Task:
Which lines in the records below contain the word "Misses"? Copy each one out.

Records from a collection of figures:
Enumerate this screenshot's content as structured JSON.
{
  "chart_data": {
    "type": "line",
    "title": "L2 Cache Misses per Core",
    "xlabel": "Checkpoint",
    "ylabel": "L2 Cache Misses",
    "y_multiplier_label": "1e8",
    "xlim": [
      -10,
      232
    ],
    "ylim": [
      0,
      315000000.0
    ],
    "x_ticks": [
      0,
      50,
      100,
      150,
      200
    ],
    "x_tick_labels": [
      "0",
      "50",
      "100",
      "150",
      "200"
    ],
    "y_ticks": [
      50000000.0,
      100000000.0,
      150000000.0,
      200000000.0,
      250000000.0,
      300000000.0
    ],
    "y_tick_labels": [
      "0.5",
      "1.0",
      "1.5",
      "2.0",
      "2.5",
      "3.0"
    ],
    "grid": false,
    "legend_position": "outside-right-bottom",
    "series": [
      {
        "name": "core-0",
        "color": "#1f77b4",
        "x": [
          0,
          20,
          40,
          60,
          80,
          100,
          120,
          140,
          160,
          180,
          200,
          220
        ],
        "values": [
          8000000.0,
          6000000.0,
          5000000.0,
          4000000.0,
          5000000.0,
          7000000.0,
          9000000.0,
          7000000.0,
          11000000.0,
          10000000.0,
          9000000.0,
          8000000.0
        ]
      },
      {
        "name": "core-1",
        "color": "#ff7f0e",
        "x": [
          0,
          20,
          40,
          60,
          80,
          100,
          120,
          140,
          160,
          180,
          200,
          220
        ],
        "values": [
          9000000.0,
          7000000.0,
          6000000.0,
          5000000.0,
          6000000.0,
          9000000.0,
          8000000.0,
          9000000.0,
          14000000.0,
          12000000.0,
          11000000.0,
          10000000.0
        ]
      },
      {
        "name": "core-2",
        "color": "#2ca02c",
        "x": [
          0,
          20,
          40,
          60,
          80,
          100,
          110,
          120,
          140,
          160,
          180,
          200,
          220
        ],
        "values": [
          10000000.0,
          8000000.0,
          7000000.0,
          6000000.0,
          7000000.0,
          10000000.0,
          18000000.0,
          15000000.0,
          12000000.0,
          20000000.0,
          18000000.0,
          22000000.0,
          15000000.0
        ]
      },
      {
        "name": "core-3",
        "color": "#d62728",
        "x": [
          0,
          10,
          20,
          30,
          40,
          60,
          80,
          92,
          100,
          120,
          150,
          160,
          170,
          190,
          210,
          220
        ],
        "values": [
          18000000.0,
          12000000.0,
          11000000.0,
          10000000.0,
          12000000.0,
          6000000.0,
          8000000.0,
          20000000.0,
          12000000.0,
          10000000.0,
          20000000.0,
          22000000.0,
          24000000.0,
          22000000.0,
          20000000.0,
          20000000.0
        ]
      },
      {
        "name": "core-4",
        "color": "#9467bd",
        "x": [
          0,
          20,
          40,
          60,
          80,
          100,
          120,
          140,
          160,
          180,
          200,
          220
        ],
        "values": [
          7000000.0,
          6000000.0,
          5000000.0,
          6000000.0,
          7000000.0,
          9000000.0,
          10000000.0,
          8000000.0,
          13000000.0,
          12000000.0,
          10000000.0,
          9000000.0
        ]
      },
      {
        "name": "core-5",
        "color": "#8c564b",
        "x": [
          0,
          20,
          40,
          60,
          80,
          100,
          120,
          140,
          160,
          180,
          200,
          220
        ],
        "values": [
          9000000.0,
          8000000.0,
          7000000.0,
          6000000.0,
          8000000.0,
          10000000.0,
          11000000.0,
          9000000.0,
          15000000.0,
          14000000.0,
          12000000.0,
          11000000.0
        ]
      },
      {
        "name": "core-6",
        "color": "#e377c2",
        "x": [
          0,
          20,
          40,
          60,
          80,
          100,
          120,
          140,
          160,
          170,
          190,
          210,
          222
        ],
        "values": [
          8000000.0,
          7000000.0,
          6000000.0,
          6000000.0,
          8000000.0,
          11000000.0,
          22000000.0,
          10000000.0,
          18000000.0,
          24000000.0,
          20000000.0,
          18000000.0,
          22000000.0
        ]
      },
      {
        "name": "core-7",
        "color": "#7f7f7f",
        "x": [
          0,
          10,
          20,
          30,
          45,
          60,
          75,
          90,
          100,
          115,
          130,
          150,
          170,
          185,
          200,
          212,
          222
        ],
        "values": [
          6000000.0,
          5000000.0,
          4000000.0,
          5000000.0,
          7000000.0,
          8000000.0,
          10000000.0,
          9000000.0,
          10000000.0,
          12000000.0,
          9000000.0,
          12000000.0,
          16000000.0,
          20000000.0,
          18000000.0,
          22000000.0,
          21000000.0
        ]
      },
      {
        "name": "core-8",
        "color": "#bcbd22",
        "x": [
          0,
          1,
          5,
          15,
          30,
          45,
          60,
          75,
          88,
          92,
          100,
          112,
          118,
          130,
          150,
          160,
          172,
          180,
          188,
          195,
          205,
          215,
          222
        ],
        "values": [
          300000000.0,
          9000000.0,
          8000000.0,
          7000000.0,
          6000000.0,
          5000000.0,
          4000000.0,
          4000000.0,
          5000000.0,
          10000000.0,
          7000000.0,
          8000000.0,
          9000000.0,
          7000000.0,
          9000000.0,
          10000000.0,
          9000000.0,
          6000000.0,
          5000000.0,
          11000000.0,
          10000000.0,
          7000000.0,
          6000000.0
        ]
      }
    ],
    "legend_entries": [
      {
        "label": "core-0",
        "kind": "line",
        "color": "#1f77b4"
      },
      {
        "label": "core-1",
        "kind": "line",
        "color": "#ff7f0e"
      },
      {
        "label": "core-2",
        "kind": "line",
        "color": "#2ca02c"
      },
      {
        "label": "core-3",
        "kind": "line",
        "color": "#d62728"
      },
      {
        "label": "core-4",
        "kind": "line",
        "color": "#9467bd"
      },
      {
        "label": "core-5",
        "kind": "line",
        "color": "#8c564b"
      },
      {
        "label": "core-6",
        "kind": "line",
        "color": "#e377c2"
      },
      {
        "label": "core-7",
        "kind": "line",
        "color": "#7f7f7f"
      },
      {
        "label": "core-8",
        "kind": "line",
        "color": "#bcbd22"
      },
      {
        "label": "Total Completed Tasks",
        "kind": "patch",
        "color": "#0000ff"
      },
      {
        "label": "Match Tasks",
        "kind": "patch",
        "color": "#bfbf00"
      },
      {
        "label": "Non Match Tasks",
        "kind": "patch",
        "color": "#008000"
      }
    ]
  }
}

Written response:
    "title": "L2 Cache Misses per Core",
    "ylabel": "L2 Cache Misses",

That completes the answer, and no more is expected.